Set exercise
Extract from the listing each line in which the word "организационной" appears.

------ Provided data ------

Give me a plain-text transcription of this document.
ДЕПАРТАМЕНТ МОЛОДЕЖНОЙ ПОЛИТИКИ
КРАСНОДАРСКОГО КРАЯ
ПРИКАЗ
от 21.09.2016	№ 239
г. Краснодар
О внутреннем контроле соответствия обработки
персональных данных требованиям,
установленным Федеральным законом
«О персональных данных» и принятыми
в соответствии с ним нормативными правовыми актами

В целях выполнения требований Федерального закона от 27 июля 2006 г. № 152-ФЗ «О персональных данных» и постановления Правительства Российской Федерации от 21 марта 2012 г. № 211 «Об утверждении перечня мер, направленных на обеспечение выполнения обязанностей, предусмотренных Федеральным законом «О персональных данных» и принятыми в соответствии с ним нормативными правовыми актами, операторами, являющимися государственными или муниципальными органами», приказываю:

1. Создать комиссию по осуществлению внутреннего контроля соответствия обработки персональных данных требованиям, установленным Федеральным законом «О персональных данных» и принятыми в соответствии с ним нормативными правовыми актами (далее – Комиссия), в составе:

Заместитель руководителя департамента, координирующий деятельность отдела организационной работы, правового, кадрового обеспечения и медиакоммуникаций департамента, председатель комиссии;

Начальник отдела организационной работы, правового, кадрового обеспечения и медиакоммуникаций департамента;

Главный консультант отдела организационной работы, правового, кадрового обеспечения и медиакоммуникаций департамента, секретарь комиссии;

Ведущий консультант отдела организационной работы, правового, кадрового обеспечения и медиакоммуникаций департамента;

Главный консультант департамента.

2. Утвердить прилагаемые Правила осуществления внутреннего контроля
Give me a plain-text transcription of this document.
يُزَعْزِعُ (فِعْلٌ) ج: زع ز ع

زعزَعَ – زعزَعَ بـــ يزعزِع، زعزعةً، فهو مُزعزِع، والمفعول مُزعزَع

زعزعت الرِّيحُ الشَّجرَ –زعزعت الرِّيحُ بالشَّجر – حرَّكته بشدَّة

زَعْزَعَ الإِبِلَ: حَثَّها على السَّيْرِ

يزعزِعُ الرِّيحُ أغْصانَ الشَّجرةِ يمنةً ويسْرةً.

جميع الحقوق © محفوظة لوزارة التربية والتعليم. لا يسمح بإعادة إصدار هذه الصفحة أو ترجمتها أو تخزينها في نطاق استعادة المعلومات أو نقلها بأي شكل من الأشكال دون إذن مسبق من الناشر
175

------

Written response
Заместитель руководителя департамента, координирующий деятельность отдела организационной работы, правового, кадрового обеспечения и медиакоммуникаций департамента, председатель комиссии;
Начальник отдела организационной работы, правового, кадрового обеспечения и медиакоммуникаций департамента;
Главный консультант отдела организационной работы, правового, кадрового обеспечения и медиакоммуникаций департамента, секретарь комиссии;
Ведущий консультант отдела организационной работы, правового, кадрового обеспечения и медиакоммуникаций департамента;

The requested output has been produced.